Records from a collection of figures
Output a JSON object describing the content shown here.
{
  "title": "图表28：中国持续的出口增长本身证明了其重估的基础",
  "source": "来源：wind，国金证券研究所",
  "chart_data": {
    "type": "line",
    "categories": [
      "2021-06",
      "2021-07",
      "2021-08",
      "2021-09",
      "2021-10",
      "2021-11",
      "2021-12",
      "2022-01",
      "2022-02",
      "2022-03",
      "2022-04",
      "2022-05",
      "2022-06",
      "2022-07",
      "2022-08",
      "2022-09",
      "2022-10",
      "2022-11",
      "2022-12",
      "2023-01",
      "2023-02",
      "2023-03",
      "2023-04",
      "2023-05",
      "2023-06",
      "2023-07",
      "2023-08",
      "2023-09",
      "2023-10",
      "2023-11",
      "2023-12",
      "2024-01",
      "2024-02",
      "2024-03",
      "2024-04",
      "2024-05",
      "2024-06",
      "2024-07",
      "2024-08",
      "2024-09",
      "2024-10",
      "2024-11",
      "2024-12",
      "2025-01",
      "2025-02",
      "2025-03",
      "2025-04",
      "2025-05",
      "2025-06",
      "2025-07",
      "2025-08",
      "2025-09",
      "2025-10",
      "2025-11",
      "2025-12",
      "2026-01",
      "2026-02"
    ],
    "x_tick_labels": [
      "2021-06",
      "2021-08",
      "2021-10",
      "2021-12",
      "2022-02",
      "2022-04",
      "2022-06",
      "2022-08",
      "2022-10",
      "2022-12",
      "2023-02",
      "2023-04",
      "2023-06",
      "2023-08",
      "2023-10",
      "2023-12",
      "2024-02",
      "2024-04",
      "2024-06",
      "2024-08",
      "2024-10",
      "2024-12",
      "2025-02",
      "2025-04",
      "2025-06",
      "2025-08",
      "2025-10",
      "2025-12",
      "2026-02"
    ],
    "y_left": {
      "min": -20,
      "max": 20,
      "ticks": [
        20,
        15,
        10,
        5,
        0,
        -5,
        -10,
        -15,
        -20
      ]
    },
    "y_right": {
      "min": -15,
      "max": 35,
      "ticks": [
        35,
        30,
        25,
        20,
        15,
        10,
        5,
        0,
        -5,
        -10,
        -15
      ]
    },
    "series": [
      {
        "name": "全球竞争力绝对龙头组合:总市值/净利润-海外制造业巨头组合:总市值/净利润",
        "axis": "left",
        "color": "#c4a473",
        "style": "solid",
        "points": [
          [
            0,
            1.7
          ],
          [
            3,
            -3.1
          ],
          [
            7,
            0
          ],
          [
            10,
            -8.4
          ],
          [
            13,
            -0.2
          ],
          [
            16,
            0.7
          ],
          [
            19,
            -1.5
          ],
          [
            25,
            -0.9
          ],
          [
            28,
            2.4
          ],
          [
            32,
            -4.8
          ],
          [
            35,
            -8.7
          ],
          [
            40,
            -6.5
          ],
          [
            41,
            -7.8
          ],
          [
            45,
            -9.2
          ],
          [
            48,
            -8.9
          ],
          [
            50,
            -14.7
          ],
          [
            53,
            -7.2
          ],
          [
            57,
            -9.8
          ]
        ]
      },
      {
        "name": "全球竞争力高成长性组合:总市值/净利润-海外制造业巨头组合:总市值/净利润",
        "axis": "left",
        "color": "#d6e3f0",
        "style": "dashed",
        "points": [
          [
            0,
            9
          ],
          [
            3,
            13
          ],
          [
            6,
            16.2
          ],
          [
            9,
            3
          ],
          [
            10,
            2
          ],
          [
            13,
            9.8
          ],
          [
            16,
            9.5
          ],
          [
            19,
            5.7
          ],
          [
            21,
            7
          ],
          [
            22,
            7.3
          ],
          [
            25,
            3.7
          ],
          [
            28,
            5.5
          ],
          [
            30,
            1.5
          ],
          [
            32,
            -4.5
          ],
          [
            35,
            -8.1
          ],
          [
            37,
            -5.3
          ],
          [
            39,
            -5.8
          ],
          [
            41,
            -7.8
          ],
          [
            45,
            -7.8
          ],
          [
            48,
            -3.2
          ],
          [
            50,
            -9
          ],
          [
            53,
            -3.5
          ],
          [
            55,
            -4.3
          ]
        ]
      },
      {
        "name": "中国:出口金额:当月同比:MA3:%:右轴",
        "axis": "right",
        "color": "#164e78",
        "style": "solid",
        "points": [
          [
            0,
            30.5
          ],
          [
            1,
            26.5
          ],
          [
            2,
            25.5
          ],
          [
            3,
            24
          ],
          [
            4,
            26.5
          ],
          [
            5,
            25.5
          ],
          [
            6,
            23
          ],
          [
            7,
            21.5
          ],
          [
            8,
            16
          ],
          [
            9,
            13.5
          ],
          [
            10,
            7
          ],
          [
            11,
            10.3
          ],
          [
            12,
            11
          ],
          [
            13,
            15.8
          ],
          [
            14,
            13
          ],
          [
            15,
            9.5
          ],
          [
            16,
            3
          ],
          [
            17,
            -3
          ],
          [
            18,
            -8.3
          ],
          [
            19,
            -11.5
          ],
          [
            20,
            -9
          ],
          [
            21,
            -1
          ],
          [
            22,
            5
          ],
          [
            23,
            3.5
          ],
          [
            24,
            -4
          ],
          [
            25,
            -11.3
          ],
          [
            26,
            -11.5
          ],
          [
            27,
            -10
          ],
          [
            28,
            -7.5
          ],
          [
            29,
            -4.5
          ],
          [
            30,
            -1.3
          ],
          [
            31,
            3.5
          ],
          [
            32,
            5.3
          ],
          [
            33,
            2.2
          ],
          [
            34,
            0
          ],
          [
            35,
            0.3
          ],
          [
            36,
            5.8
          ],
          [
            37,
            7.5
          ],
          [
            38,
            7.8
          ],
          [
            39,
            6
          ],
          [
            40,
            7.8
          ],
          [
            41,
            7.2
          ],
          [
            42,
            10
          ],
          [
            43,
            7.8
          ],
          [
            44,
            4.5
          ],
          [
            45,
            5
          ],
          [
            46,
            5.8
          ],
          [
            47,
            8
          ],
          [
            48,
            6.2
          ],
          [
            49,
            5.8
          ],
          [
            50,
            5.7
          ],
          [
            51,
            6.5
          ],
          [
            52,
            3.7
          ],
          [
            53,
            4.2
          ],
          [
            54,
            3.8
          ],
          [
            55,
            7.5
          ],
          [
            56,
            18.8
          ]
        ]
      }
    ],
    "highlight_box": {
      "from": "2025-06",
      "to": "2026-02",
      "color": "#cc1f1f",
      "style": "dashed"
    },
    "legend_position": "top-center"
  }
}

• _AIM OF THE EXERCISE_
Gather each line from the entries above that includes the word "name".

• _FINISHED TASK_
        "name": "全球竞争力绝对龙头组合:总市值/净利润-海外制造业巨头组合:总市值/净利润",
        "name": "全球竞争力高成长性组合:总市值/净利润-海外制造业巨头组合:总市值/净利润",
        "name": "中国:出口金额:当月同比:MA3:%:右轴",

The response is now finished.